INSTRUCTION: Write out the listing below exactly, and omit any images you find in it.

DATA FOR PROCESSING:
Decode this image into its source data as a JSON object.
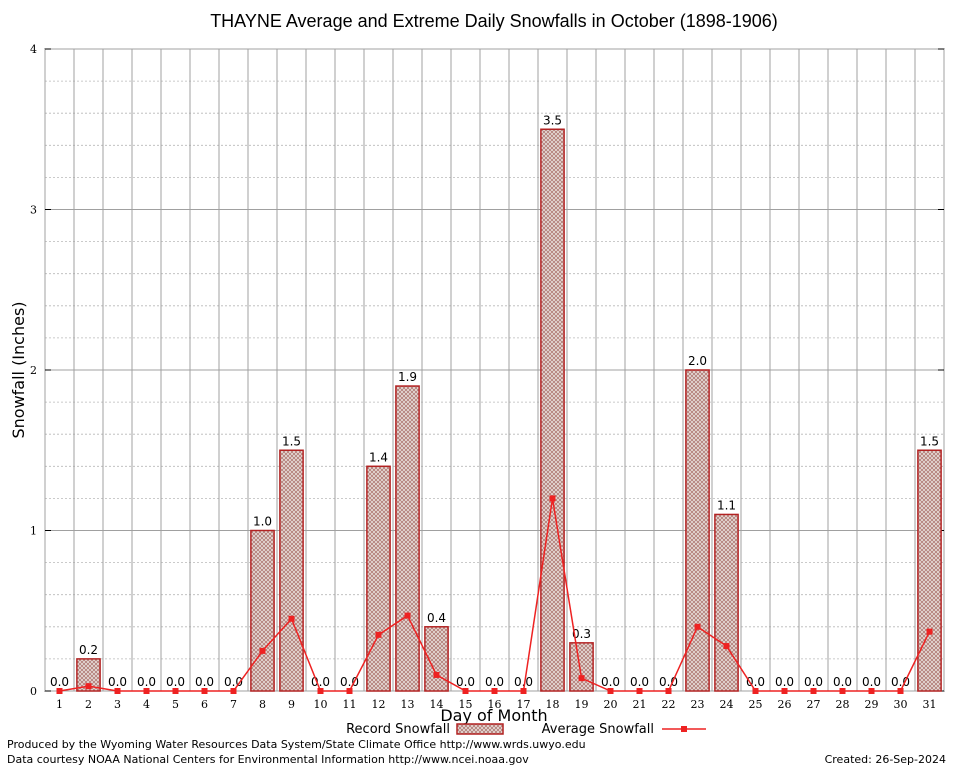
{
  "chart_data": {
    "type": "bar",
    "title": "THAYNE Average and Extreme Daily Snowfalls in October (1898-1906)",
    "xlabel": "Day of Month",
    "ylabel": "Snowfall (Inches)",
    "ylim": [
      0,
      4
    ],
    "yticks": [
      0,
      1,
      2,
      3,
      4
    ],
    "grid": true,
    "legend_position": "bottom-center",
    "categories": [
      "1",
      "2",
      "3",
      "4",
      "5",
      "6",
      "7",
      "8",
      "9",
      "10",
      "11",
      "12",
      "13",
      "14",
      "15",
      "16",
      "17",
      "18",
      "19",
      "20",
      "21",
      "22",
      "23",
      "24",
      "25",
      "26",
      "27",
      "28",
      "29",
      "30",
      "31"
    ],
    "series": [
      {
        "name": "Record Snowfall",
        "kind": "bar",
        "color": "#b22222",
        "values": [
          0.0,
          0.2,
          0.0,
          0.0,
          0.0,
          0.0,
          0.0,
          1.0,
          1.5,
          0.0,
          0.0,
          1.4,
          1.9,
          0.4,
          0.0,
          0.0,
          0.0,
          3.5,
          0.3,
          0.0,
          0.0,
          0.0,
          2.0,
          1.1,
          0.0,
          0.0,
          0.0,
          0.0,
          0.0,
          0.0,
          1.5
        ],
        "labels": [
          "0.0",
          "0.2",
          "0.0",
          "0.0",
          "0.0",
          "0.0",
          "0.0",
          "1.0",
          "1.5",
          "0.0",
          "0.0",
          "1.4",
          "1.9",
          "0.4",
          "0.0",
          "0.0",
          "0.0",
          "3.5",
          "0.3",
          "0.0",
          "0.0",
          "0.0",
          "2.0",
          "1.1",
          "0.0",
          "0.0",
          "0.0",
          "0.0",
          "0.0",
          "0.0",
          "1.5"
        ]
      },
      {
        "name": "Average Snowfall",
        "kind": "line",
        "color": "#ee2222",
        "values": [
          0.0,
          0.03,
          0.0,
          0.0,
          0.0,
          0.0,
          0.0,
          0.25,
          0.45,
          0.0,
          0.0,
          0.35,
          0.47,
          0.1,
          0.0,
          0.0,
          0.0,
          1.2,
          0.08,
          0.0,
          0.0,
          0.0,
          0.4,
          0.28,
          0.0,
          0.0,
          0.0,
          0.0,
          0.0,
          0.0,
          0.37
        ]
      }
    ]
  },
  "footer": {
    "producer": "Produced by the Wyoming Water Resources Data System/State Climate Office http://www.wrds.uwyo.edu",
    "courtesy": "Data courtesy NOAA National Centers for Environmental Information http://www.ncei.noaa.gov",
    "created": "Created:  26-Sep-2024"
  }
}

SOLUTION TO THIS EXERCISE:
Decode this image into its source data as a JSON object.
{
  "chart_data": {
    "type": "bar",
    "title": "THAYNE Average and Extreme Daily Snowfalls in October (1898-1906)",
    "xlabel": "Day of Month",
    "ylabel": "Snowfall (Inches)",
    "ylim": [
      0,
      4
    ],
    "yticks": [
      0,
      1,
      2,
      3,
      4
    ],
    "grid": true,
    "legend_position": "bottom-center",
    "categories": [
      "1",
      "2",
      "3",
      "4",
      "5",
      "6",
      "7",
      "8",
      "9",
      "10",
      "11",
      "12",
      "13",
      "14",
      "15",
      "16",
      "17",
      "18",
      "19",
      "20",
      "21",
      "22",
      "23",
      "24",
      "25",
      "26",
      "27",
      "28",
      "29",
      "30",
      "31"
    ],
    "series": [
      {
        "name": "Record Snowfall",
        "kind": "bar",
        "color": "#b22222",
        "values": [
          0.0,
          0.2,
          0.0,
          0.0,
          0.0,
          0.0,
          0.0,
          1.0,
          1.5,
          0.0,
          0.0,
          1.4,
          1.9,
          0.4,
          0.0,
          0.0,
          0.0,
          3.5,
          0.3,
          0.0,
          0.0,
          0.0,
          2.0,
          1.1,
          0.0,
          0.0,
          0.0,
          0.0,
          0.0,
          0.0,
          1.5
        ],
        "labels": [
          "0.0",
          "0.2",
          "0.0",
          "0.0",
          "0.0",
          "0.0",
          "0.0",
          "1.0",
          "1.5",
          "0.0",
          "0.0",
          "1.4",
          "1.9",
          "0.4",
          "0.0",
          "0.0",
          "0.0",
          "3.5",
          "0.3",
          "0.0",
          "0.0",
          "0.0",
          "2.0",
          "1.1",
          "0.0",
          "0.0",
          "0.0",
          "0.0",
          "0.0",
          "0.0",
          "1.5"
        ]
      },
      {
        "name": "Average Snowfall",
        "kind": "line",
        "color": "#ee2222",
        "values": [
          0.0,
          0.03,
          0.0,
          0.0,
          0.0,
          0.0,
          0.0,
          0.25,
          0.45,
          0.0,
          0.0,
          0.35,
          0.47,
          0.1,
          0.0,
          0.0,
          0.0,
          1.2,
          0.08,
          0.0,
          0.0,
          0.0,
          0.4,
          0.28,
          0.0,
          0.0,
          0.0,
          0.0,
          0.0,
          0.0,
          0.37
        ]
      }
    ]
  },
  "footer": {
    "producer": "Produced by the Wyoming Water Resources Data System/State Climate Office http://www.wrds.uwyo.edu",
    "courtesy": "Data courtesy NOAA National Centers for Environmental Information http://www.ncei.noaa.gov",
    "created": "Created:  26-Sep-2024"
  }
}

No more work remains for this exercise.